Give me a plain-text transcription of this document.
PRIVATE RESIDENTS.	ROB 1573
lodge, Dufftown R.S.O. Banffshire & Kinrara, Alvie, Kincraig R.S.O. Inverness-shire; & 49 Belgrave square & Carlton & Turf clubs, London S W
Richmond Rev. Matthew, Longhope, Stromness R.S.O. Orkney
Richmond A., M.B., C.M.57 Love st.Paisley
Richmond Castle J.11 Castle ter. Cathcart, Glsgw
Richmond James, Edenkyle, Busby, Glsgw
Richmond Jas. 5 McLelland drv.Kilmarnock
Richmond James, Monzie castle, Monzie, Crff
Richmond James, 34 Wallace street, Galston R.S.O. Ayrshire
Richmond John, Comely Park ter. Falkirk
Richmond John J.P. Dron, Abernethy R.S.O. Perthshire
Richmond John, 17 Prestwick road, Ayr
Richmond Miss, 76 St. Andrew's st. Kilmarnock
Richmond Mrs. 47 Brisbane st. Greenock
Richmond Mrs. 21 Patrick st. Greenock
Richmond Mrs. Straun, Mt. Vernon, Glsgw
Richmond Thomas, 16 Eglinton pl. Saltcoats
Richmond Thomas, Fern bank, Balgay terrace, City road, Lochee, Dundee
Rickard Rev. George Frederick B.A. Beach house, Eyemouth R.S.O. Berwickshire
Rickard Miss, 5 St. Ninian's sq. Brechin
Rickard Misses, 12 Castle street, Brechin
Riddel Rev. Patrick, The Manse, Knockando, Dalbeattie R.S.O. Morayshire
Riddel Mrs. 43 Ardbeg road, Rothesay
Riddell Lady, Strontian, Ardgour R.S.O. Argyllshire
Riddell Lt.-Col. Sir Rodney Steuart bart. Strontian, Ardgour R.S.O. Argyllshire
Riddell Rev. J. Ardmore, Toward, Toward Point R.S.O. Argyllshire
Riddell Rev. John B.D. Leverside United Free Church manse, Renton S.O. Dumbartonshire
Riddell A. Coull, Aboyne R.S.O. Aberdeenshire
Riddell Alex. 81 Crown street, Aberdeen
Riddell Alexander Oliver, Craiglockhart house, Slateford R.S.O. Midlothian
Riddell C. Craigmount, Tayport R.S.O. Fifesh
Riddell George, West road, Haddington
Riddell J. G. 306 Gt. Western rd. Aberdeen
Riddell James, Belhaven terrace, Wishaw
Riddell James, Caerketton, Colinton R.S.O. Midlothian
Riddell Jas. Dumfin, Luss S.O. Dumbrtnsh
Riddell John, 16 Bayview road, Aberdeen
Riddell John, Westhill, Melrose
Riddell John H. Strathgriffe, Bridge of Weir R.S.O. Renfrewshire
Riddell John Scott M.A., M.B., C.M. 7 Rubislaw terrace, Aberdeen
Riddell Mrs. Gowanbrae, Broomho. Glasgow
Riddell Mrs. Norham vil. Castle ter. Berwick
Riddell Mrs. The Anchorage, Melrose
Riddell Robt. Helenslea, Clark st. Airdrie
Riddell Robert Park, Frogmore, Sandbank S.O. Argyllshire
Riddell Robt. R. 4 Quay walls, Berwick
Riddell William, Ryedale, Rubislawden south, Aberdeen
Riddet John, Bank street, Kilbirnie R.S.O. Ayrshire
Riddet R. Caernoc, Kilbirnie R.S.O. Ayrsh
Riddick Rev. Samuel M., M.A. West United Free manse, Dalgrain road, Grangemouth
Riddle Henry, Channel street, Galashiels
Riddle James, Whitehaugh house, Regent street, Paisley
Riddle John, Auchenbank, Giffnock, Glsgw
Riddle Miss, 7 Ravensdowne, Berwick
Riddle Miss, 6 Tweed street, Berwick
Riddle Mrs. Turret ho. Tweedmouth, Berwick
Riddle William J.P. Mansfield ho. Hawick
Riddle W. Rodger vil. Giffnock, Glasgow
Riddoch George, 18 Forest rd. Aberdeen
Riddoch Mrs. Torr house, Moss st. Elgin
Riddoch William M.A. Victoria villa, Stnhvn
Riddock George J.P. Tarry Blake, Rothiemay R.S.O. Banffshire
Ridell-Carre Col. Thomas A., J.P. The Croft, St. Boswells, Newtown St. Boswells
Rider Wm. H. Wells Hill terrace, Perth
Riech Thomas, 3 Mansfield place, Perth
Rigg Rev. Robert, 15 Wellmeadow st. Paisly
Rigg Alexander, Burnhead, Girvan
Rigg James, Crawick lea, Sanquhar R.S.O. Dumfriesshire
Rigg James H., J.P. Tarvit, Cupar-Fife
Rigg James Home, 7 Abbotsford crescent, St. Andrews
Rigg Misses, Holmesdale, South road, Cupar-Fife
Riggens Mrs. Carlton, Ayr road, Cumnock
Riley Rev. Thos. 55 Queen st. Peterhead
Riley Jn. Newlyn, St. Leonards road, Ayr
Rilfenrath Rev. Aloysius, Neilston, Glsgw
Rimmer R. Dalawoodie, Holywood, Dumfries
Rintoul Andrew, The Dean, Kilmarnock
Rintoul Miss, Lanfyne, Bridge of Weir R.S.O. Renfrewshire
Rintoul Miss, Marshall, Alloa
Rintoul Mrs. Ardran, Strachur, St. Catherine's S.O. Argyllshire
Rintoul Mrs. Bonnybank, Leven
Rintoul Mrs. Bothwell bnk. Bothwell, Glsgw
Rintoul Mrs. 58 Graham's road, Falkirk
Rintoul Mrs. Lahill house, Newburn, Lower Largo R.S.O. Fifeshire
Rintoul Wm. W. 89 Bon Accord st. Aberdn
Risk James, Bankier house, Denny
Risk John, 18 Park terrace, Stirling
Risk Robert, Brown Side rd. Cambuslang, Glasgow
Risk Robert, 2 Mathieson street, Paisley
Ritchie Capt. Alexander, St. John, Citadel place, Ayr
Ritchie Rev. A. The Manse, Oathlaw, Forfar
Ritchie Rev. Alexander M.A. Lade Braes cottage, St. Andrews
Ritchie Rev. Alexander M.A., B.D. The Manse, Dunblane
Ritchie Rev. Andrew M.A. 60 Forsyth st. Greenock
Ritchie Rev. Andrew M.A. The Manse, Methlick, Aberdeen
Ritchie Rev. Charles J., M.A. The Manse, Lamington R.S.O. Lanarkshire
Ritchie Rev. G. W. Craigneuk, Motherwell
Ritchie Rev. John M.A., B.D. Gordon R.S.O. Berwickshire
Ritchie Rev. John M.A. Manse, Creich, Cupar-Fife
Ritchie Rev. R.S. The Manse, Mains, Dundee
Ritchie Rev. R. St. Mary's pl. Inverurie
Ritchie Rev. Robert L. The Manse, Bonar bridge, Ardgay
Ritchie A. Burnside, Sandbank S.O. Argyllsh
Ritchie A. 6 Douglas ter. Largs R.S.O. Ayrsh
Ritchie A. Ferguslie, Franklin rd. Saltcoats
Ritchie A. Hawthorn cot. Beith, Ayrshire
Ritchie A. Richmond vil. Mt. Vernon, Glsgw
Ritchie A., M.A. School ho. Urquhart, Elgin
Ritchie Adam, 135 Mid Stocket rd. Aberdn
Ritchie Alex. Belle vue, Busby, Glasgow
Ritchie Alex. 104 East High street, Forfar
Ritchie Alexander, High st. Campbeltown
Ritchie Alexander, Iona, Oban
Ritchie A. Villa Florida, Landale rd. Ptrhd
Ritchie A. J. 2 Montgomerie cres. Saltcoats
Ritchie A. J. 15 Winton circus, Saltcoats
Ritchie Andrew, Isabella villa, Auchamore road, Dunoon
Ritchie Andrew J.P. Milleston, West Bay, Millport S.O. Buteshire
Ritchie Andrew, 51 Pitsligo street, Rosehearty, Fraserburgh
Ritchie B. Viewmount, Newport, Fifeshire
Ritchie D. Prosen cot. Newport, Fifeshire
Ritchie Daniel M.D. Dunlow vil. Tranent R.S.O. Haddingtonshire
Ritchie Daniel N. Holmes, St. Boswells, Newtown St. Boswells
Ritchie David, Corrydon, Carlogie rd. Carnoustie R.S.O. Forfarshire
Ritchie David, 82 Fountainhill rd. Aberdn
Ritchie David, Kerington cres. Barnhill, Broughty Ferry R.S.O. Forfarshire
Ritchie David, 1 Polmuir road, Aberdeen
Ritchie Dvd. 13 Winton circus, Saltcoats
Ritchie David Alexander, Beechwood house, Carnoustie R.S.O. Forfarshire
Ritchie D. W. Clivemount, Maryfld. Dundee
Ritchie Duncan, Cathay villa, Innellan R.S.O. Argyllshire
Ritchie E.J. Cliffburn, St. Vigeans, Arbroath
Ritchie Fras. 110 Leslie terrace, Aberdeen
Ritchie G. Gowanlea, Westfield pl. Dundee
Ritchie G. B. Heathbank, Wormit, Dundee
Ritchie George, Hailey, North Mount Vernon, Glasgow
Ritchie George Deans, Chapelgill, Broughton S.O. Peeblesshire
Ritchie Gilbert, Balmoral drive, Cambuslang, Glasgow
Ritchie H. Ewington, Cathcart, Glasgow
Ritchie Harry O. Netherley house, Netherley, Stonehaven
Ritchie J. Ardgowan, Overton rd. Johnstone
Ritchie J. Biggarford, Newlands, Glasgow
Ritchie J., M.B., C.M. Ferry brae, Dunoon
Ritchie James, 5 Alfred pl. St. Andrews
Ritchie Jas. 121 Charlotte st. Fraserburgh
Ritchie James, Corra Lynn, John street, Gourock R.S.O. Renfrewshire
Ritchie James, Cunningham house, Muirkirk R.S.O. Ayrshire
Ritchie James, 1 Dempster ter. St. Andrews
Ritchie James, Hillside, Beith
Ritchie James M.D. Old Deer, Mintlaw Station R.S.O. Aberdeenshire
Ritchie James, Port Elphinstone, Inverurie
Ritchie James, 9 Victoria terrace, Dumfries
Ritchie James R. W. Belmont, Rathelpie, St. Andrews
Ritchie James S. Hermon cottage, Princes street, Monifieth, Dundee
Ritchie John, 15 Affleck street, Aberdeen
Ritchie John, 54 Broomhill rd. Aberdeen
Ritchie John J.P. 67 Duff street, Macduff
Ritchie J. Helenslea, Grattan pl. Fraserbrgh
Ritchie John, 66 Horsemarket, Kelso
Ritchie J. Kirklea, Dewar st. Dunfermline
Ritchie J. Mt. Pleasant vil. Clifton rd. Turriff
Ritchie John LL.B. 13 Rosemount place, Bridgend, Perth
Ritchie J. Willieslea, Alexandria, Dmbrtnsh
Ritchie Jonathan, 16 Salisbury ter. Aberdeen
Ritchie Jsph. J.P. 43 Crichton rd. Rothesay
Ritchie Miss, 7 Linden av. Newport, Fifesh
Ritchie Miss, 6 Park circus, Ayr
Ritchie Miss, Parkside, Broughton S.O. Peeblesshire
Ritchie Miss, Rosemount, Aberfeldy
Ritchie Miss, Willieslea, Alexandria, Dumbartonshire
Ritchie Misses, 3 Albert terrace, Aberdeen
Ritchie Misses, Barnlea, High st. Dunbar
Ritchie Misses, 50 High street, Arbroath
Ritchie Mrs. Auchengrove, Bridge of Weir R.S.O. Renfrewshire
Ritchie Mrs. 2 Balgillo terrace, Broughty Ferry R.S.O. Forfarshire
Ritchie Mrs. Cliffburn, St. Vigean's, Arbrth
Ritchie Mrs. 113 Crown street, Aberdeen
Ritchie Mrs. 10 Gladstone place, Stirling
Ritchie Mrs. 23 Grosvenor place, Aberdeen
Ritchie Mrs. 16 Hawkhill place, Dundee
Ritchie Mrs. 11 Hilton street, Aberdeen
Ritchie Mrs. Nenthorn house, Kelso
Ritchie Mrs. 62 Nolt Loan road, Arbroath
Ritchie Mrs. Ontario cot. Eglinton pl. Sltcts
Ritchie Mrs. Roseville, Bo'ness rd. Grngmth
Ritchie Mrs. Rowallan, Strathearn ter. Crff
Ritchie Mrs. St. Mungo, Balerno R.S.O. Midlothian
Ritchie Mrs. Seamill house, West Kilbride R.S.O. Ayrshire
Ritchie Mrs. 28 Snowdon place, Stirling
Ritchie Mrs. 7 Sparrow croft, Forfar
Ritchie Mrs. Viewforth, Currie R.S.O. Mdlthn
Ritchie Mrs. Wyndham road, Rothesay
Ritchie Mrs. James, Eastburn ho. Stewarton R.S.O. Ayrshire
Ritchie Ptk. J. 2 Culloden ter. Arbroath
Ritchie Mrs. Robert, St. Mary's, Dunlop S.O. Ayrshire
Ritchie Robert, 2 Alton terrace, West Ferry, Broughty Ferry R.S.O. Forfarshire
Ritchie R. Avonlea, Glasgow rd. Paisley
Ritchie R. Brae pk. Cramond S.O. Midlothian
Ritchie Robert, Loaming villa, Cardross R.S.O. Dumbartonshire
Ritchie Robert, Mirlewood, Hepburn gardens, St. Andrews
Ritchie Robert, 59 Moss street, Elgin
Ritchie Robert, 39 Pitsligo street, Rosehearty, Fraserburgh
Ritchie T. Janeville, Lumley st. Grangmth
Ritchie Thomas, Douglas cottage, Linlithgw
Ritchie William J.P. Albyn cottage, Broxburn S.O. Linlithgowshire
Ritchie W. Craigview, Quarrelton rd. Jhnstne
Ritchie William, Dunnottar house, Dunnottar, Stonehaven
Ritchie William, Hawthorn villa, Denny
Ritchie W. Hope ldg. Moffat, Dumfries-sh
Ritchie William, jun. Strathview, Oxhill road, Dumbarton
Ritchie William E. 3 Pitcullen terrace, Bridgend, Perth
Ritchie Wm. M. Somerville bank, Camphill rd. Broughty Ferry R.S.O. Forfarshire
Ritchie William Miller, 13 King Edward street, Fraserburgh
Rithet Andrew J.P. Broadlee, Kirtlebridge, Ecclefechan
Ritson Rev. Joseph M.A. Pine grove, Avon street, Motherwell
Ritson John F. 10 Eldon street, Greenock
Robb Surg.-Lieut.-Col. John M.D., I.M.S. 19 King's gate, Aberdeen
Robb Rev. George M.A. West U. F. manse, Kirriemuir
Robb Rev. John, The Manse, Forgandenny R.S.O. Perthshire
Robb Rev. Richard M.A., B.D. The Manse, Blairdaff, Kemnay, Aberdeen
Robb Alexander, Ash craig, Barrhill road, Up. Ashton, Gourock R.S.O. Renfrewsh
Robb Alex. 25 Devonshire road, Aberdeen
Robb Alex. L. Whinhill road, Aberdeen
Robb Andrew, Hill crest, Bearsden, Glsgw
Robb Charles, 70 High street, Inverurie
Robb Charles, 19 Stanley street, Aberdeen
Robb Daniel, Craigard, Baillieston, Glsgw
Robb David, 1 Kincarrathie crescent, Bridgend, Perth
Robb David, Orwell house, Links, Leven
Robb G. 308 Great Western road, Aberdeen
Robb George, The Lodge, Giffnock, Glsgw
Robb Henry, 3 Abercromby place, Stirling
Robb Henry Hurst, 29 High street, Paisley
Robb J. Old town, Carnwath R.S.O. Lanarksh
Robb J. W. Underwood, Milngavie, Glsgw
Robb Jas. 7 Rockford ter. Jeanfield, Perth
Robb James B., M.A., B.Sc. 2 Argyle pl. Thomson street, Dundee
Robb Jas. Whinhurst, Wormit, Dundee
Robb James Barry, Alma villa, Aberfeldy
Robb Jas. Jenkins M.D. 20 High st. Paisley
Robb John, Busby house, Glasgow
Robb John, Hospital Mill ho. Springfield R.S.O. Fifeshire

§ EXERCISE AIM
Using the listing above, gather each line that holds the string "Berwickshire" and copy it.

§ ANSWER TO THIS EXERCISE
Rickard Rev. George Frederick B.A. Beach house, Eyemouth R.S.O. Berwickshire
Ritchie Rev. John M.A., B.D. Gordon R.S.O. Berwickshire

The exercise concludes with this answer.